-- Dataset records start --

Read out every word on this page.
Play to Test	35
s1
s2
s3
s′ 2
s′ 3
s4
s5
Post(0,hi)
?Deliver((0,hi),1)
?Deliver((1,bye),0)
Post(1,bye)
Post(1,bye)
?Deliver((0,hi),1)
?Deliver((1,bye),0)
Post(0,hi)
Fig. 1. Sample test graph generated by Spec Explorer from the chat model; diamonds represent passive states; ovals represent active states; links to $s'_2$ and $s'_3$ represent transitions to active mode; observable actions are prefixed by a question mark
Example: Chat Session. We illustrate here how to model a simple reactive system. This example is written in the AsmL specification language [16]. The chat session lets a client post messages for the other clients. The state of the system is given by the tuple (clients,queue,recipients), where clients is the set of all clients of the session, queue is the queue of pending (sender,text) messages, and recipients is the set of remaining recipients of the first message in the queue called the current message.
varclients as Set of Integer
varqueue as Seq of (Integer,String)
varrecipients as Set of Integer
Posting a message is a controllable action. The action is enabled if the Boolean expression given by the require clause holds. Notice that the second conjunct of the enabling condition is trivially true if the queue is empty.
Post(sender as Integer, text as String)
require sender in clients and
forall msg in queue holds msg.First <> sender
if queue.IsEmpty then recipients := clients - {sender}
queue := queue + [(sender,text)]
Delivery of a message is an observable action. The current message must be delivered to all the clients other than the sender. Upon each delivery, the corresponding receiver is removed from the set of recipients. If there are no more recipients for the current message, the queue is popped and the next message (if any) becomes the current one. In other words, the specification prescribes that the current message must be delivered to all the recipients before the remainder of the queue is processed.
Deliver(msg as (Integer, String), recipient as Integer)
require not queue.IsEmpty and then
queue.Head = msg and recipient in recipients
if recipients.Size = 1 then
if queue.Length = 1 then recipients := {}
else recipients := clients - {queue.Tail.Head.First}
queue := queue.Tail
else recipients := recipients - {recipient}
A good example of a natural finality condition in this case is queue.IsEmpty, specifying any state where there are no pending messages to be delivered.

-- Dataset records end --

Return all the data above once more, precisely as given.

Read out every word on this page.
Play to Test	35
s1
s2
s3
s′ 2
s′ 3
s4
s5
Post(0,hi)
?Deliver((0,hi),1)
?Deliver((1,bye),0)
Post(1,bye)
Post(1,bye)
?Deliver((0,hi),1)
?Deliver((1,bye),0)
Post(0,hi)
Fig. 1. Sample test graph generated by Spec Explorer from the chat model; diamonds represent passive states; ovals represent active states; links to $s'_2$ and $s'_3$ represent transitions to active mode; observable actions are prefixed by a question mark
Example: Chat Session. We illustrate here how to model a simple reactive system. This example is written in the AsmL specification language [16]. The chat session lets a client post messages for the other clients. The state of the system is given by the tuple (clients,queue,recipients), where clients is the set of all clients of the session, queue is the queue of pending (sender,text) messages, and recipients is the set of remaining recipients of the first message in the queue called the current message.
varclients as Set of Integer
varqueue as Seq of (Integer,String)
varrecipients as Set of Integer
Posting a message is a controllable action. The action is enabled if the Boolean expression given by the require clause holds. Notice that the second conjunct of the enabling condition is trivially true if the queue is empty.
Post(sender as Integer, text as String)
require sender in clients and
forall msg in queue holds msg.First <> sender
if queue.IsEmpty then recipients := clients - {sender}
queue := queue + [(sender,text)]
Delivery of a message is an observable action. The current message must be delivered to all the clients other than the sender. Upon each delivery, the corresponding receiver is removed from the set of recipients. If there are no more recipients for the current message, the queue is popped and the next message (if any) becomes the current one. In other words, the specification prescribes that the current message must be delivered to all the recipients before the remainder of the queue is processed.
Deliver(msg as (Integer, String), recipient as Integer)
require not queue.IsEmpty and then
queue.Head = msg and recipient in recipients
if recipients.Size = 1 then
if queue.Length = 1 then recipients := {}
else recipients := clients - {queue.Tail.Head.First}
queue := queue.Tail
else recipients := recipients - {recipient}
A good example of a natural finality condition in this case is queue.IsEmpty, specifying any state where there are no pending messages to be delivered.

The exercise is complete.